-------- Raw records --------
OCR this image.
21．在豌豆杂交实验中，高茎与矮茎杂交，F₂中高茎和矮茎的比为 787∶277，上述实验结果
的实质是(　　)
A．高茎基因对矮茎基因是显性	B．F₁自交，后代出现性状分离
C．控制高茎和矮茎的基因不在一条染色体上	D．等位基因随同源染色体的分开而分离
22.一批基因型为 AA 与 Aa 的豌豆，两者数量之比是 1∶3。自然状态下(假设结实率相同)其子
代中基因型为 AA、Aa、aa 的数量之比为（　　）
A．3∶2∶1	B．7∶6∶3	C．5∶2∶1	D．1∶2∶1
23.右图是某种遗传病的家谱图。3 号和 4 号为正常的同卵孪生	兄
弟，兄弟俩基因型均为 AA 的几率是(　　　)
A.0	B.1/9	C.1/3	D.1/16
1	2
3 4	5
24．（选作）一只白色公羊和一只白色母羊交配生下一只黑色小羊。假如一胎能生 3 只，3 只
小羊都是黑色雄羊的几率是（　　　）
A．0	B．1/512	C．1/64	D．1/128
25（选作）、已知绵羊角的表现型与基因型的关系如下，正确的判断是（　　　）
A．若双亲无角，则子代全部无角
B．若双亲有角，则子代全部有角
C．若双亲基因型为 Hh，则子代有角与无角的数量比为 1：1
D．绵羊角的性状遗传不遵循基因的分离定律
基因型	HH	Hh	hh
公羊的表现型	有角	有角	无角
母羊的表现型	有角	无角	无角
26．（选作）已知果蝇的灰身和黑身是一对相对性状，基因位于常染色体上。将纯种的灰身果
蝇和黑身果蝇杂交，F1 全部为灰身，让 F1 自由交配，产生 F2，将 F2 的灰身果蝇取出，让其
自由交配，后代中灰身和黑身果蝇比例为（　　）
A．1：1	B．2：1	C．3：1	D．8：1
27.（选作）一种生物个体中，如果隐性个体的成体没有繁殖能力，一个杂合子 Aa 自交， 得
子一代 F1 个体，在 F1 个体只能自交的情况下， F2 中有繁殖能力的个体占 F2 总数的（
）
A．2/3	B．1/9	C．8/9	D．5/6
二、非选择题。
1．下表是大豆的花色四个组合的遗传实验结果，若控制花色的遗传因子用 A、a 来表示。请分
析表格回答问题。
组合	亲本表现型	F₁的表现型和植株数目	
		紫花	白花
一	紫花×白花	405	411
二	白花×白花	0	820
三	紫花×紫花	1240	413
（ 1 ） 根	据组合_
--------
#### What you need to do
Count the lines of the listing above that include the word "自由交配" and state the total with nothing else.

#### Finished exercise
2